■ **Recorded data**
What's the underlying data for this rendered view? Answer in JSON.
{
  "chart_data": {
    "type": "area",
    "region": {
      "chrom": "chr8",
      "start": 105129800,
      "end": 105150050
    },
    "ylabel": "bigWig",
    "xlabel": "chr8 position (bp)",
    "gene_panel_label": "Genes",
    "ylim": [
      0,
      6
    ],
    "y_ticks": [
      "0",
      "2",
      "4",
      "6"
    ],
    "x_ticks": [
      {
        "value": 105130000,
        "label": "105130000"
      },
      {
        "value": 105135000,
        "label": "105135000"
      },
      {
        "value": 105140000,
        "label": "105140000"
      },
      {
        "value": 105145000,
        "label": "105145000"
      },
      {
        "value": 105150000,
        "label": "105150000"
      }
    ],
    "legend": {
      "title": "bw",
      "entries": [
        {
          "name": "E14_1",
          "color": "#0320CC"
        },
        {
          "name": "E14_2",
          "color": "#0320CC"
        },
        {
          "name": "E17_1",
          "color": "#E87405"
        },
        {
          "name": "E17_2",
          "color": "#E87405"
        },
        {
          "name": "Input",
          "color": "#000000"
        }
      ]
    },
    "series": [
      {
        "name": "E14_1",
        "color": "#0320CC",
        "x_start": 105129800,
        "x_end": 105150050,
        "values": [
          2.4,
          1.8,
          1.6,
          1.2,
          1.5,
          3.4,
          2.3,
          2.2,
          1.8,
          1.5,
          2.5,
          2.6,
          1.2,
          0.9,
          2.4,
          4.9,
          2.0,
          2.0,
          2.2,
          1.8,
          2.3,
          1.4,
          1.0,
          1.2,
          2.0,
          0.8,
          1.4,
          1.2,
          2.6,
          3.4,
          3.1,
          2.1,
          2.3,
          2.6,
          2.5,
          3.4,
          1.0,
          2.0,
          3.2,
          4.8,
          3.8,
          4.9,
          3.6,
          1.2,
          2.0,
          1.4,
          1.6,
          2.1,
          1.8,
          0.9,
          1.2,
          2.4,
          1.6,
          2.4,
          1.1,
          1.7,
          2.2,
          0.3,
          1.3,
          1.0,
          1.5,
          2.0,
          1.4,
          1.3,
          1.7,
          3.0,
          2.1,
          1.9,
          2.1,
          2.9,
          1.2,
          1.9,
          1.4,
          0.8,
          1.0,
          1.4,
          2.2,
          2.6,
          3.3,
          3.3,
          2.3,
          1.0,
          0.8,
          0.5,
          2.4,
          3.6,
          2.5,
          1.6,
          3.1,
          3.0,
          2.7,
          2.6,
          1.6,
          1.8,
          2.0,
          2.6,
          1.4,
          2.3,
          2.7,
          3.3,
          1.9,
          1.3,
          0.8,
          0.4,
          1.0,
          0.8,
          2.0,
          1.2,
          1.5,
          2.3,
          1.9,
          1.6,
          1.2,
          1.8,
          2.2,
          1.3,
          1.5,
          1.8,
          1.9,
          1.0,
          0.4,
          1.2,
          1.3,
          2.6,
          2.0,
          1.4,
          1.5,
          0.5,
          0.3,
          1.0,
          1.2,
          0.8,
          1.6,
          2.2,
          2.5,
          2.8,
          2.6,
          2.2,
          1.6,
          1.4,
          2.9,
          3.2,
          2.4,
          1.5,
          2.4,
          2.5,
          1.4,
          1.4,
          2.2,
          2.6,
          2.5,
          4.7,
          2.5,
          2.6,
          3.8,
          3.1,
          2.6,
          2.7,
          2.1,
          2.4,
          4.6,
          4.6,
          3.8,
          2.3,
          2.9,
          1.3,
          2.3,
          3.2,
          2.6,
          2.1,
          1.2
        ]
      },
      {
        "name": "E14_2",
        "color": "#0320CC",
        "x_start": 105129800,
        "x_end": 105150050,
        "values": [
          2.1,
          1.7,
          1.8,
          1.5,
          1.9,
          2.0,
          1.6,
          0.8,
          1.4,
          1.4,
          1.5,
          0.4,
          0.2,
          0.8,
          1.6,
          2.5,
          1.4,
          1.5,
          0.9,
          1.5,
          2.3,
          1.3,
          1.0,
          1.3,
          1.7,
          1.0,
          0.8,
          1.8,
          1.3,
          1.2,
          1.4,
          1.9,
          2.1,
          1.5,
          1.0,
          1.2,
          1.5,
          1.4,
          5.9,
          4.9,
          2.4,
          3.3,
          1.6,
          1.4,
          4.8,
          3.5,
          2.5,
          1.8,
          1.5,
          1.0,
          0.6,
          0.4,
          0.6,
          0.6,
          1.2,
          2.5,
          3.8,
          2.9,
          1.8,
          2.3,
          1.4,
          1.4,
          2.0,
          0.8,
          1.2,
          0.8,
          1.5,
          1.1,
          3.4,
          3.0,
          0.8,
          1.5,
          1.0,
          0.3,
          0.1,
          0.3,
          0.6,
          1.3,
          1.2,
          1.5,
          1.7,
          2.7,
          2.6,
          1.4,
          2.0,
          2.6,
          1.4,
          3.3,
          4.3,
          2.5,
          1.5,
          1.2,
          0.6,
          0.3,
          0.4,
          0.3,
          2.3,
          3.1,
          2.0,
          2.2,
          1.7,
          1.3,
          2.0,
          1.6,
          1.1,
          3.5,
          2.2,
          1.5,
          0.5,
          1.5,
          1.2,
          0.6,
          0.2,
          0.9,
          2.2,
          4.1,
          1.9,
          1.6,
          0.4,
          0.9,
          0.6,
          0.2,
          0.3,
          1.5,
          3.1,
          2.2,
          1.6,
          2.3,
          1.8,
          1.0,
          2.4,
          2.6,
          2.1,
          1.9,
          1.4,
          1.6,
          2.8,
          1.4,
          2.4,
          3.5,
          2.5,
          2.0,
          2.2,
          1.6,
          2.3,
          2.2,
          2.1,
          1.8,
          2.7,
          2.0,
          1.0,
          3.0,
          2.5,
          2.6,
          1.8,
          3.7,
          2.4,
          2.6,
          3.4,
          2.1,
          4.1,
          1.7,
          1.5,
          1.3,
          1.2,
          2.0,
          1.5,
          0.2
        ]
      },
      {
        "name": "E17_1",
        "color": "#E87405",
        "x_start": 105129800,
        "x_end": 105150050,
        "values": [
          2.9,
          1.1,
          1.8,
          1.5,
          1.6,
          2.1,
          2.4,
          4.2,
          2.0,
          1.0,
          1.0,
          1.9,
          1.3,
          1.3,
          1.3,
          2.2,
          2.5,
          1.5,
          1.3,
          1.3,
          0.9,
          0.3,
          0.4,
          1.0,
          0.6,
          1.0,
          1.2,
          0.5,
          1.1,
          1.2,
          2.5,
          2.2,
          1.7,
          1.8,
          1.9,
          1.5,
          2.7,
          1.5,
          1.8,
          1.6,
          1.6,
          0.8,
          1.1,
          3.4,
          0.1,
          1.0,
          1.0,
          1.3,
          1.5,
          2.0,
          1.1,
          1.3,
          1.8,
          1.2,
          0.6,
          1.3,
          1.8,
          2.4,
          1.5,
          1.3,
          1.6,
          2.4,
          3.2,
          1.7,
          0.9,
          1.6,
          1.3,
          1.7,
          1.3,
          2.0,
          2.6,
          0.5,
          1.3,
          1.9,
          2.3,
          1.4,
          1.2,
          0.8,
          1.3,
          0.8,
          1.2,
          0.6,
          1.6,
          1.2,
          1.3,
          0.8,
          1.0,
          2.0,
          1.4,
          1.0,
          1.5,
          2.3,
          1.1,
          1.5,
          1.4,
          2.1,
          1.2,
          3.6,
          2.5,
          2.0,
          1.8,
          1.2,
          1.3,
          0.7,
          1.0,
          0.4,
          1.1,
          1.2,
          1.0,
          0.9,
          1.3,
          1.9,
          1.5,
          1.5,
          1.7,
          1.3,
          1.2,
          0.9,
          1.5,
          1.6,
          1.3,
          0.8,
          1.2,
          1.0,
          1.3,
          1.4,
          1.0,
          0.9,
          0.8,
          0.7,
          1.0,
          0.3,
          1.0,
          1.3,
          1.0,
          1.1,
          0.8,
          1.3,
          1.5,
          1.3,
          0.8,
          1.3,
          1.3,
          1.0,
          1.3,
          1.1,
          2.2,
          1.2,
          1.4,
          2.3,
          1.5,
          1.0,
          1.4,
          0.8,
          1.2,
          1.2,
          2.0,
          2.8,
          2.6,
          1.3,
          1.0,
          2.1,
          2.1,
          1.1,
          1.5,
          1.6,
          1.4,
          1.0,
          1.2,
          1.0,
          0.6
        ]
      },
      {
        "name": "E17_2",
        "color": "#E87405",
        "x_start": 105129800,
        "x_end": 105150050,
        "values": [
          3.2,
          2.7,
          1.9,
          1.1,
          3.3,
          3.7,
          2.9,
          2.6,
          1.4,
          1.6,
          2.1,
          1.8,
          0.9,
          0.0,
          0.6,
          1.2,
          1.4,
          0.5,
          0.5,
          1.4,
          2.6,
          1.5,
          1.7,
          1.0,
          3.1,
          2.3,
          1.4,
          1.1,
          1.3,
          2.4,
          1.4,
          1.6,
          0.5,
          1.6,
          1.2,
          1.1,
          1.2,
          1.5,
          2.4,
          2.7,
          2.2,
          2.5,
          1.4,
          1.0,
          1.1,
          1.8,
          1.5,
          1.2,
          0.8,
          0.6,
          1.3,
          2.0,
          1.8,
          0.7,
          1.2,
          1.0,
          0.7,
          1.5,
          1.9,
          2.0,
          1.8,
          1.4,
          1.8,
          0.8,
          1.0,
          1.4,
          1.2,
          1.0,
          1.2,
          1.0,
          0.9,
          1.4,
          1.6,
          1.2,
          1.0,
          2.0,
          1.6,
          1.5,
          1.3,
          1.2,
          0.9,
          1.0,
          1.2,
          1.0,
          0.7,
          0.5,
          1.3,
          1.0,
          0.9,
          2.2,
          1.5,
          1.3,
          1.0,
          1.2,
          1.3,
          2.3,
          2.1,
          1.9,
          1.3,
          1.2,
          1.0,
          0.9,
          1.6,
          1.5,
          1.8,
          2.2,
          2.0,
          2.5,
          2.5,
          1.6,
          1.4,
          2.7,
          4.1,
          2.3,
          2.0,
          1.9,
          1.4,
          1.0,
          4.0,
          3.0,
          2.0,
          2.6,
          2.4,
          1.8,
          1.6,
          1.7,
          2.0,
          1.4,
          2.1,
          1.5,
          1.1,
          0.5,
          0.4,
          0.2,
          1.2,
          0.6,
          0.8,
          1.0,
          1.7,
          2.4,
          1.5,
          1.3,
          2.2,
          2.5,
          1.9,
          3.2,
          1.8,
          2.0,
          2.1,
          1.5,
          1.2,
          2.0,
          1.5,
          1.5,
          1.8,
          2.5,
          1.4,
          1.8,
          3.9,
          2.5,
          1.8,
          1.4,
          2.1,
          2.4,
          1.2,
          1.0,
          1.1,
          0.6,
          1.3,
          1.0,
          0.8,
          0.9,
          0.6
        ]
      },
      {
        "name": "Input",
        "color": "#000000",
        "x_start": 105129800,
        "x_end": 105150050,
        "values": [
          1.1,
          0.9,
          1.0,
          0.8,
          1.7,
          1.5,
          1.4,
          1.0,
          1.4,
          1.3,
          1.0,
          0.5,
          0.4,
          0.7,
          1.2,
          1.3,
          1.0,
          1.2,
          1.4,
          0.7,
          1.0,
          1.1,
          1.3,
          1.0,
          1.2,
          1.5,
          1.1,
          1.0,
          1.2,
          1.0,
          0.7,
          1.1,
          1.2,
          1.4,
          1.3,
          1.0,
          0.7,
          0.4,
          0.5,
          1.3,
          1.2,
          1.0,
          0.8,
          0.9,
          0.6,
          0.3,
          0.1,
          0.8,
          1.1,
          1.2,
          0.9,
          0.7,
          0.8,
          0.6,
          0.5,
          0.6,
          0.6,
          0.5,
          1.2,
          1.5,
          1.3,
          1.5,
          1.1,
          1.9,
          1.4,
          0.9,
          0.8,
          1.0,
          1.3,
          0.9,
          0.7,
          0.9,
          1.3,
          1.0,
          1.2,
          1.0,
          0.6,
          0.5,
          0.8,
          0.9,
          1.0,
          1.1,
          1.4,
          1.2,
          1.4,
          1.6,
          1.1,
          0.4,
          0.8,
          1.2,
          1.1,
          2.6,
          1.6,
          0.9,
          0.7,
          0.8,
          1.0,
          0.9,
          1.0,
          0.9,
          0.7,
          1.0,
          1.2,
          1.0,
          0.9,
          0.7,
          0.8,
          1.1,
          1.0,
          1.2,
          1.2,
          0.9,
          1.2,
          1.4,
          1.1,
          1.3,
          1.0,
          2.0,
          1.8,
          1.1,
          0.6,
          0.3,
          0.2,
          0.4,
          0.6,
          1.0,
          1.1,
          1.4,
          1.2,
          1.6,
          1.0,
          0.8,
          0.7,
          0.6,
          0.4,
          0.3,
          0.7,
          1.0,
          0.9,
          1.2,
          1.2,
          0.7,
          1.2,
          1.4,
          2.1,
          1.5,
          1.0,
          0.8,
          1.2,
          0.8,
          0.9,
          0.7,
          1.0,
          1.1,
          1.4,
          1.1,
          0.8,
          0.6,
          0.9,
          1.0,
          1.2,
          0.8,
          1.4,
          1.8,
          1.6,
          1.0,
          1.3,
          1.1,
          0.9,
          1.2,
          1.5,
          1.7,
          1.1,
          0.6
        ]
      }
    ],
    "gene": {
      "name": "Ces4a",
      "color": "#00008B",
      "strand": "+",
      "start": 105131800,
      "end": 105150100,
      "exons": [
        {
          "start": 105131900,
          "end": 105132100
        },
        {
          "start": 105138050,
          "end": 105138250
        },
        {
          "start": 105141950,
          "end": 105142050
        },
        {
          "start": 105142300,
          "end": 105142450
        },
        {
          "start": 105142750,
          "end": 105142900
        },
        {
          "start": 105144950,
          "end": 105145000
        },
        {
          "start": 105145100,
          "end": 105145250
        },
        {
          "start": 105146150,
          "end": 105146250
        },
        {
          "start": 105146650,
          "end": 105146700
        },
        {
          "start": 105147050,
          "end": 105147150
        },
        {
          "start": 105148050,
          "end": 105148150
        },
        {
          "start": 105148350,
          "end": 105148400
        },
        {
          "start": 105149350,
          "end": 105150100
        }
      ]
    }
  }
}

■ **What you have to do**
Read the listing above, then copy every line that includes the string "name".

■ **Result**
          "name": "E14_1",
          "name": "E14_2",
          "name": "E17_1",
          "name": "E17_2",
          "name": "Input",
        "name": "E14_1",
        "name": "E14_2",
        "name": "E17_1",
        "name": "E17_2",
        "name": "Input",
      "name": "Ces4a",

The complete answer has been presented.